====== DATA FOR THIS EXERCISE

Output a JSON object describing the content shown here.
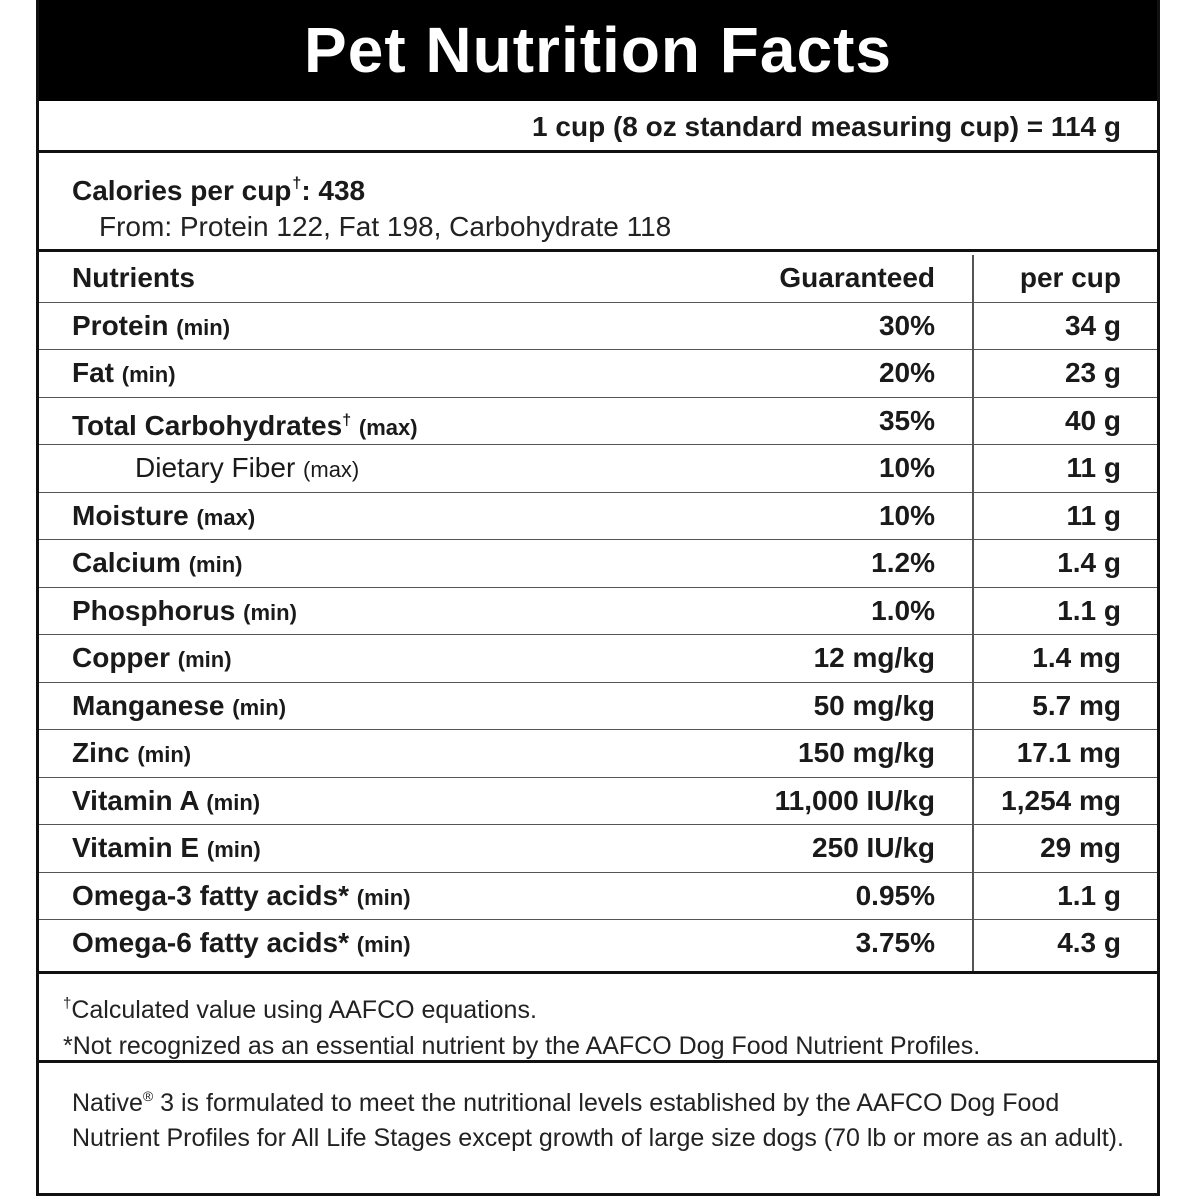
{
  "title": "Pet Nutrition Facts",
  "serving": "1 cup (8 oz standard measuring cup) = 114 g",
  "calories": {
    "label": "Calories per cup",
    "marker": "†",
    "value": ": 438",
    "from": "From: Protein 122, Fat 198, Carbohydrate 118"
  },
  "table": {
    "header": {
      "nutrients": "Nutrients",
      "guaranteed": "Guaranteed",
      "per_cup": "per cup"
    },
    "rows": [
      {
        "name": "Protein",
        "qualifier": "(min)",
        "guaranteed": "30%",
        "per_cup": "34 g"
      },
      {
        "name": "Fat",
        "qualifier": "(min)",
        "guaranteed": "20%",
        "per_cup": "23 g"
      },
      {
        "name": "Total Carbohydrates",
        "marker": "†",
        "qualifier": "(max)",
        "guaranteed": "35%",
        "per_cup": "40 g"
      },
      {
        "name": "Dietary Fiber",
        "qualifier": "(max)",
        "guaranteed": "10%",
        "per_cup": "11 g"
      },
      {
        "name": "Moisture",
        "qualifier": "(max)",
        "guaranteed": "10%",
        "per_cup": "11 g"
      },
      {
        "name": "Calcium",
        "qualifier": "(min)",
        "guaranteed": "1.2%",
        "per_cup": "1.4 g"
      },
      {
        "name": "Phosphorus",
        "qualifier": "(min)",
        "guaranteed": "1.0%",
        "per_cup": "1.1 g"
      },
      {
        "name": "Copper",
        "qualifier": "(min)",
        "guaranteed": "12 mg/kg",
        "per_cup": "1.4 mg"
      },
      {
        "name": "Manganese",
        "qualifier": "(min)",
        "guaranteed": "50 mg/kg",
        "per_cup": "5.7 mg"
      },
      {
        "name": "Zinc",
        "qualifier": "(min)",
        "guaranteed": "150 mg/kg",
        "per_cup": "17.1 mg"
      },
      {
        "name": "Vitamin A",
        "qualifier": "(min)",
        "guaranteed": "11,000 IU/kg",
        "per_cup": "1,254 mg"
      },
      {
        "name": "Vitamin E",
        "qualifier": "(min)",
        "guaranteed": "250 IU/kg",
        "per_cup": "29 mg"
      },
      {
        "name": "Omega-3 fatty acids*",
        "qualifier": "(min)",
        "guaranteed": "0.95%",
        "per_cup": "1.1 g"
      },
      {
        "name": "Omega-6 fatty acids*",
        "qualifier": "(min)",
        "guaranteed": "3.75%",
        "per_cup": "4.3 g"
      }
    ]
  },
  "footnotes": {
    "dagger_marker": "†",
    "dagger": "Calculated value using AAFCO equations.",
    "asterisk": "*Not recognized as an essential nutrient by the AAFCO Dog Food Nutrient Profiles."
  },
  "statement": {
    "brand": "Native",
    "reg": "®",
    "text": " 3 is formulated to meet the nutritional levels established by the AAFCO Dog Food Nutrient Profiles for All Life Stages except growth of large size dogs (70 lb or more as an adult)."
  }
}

============
====== DATA FOR THIS EXERCISE

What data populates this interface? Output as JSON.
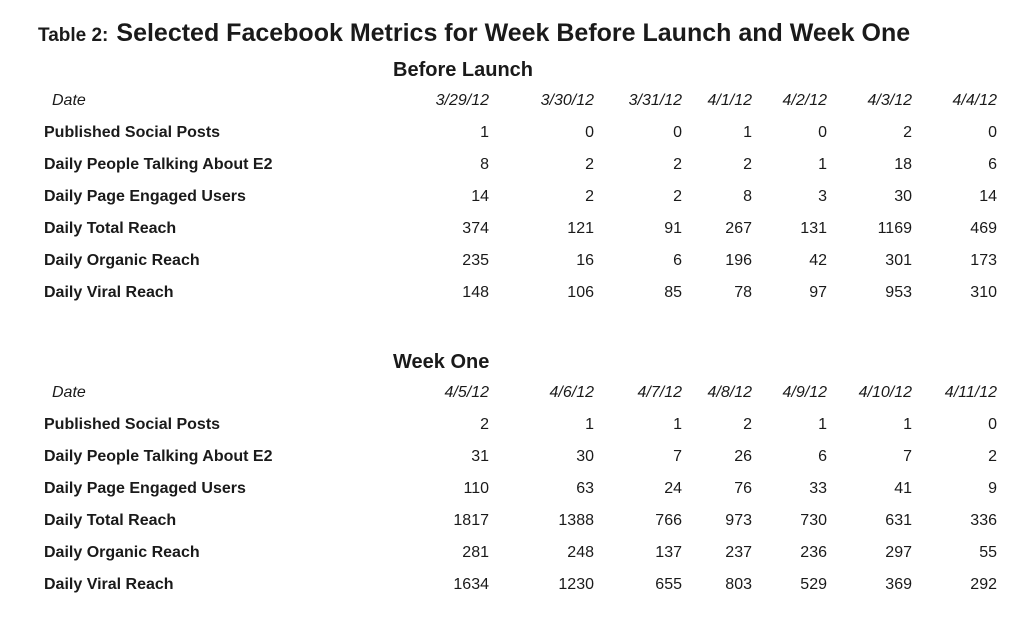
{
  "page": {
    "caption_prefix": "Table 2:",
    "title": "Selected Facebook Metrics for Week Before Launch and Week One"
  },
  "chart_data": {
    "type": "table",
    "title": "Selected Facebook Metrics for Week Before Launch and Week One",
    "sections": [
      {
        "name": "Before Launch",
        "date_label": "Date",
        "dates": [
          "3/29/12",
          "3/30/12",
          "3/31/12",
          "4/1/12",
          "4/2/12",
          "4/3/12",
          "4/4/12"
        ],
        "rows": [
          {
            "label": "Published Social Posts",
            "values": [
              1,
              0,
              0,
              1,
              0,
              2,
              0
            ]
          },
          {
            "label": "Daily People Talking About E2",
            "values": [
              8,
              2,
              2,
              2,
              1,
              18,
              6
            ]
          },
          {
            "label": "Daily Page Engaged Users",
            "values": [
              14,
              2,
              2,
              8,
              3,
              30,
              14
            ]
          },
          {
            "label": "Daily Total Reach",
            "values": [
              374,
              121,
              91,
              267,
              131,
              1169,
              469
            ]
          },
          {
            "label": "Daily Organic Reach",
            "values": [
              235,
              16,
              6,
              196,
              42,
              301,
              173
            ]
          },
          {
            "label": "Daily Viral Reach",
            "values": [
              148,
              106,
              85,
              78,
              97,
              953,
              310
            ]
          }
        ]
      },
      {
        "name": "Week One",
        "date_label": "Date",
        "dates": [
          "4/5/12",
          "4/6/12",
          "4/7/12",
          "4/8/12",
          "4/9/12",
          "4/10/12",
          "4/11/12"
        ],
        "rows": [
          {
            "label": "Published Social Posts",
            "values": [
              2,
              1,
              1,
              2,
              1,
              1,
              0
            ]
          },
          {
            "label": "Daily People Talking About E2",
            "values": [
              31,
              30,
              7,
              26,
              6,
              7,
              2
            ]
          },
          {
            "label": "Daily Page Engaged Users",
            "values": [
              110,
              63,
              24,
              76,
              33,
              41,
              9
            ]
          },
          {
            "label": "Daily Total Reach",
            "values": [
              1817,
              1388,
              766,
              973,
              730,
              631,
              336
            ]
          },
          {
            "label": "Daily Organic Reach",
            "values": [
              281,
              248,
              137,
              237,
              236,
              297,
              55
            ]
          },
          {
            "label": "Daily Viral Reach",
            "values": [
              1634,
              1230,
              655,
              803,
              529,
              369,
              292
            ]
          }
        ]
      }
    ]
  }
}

============

THE PROBLEM. What is the number of lines in the data holding the word "acids"? Reply with that number only.

WRITTEN SOLUTION. 2